* **WHAT YOU SHOULD DO**
Write only the number of lines in the records beneath that hold "this".

[Collected data entries]
________________________________________

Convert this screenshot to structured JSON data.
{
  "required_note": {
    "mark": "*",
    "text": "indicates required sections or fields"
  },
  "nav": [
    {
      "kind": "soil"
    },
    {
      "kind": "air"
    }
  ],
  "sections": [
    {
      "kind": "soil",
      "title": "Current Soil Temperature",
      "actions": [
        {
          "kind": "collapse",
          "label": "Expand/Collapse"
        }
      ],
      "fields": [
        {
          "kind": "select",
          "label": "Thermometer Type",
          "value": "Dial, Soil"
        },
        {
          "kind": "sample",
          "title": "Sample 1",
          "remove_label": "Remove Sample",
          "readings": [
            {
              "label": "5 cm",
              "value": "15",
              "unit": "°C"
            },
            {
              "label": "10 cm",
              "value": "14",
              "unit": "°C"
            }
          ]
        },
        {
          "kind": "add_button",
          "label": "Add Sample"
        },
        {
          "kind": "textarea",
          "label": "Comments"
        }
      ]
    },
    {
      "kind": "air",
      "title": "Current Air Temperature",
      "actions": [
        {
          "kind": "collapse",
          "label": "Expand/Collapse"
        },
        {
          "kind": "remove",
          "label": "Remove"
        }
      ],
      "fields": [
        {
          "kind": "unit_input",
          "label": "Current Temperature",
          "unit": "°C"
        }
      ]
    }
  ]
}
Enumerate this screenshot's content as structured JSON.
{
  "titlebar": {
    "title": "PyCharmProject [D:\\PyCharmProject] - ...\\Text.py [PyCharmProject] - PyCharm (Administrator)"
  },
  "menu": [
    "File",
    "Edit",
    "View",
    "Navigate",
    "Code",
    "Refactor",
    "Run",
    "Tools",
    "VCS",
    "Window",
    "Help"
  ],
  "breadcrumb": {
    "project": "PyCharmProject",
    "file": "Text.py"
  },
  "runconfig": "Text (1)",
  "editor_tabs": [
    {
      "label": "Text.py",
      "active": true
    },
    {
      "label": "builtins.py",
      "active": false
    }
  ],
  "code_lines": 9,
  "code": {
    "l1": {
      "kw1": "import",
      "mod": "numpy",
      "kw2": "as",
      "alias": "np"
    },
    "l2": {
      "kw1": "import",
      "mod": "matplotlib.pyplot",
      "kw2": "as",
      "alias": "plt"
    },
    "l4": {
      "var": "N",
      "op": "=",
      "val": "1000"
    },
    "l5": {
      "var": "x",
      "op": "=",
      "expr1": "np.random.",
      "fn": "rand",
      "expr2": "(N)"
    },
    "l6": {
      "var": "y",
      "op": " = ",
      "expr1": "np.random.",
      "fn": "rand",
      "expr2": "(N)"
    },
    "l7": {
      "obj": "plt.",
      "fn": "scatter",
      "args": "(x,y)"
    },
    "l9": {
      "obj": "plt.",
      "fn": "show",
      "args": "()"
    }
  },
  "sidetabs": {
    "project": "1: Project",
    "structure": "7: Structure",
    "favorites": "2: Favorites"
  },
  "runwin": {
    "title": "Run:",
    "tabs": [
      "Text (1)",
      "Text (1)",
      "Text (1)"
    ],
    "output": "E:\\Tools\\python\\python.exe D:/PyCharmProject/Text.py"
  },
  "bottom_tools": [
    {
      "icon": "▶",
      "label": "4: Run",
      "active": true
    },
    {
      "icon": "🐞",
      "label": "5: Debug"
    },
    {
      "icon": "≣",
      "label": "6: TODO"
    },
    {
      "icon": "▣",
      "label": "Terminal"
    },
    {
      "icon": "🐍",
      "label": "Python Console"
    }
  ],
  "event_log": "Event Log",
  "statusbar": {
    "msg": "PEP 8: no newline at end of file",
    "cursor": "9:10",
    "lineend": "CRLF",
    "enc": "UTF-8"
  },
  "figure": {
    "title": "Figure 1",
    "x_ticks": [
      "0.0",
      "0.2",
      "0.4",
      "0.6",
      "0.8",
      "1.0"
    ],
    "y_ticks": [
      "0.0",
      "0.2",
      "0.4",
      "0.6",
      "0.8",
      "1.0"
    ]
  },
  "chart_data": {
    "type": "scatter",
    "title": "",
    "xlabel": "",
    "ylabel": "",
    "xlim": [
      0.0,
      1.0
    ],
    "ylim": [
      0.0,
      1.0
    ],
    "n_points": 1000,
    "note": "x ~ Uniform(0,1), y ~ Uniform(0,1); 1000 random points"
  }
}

________________________________________

* **RESPONSE TO THE TASK**
2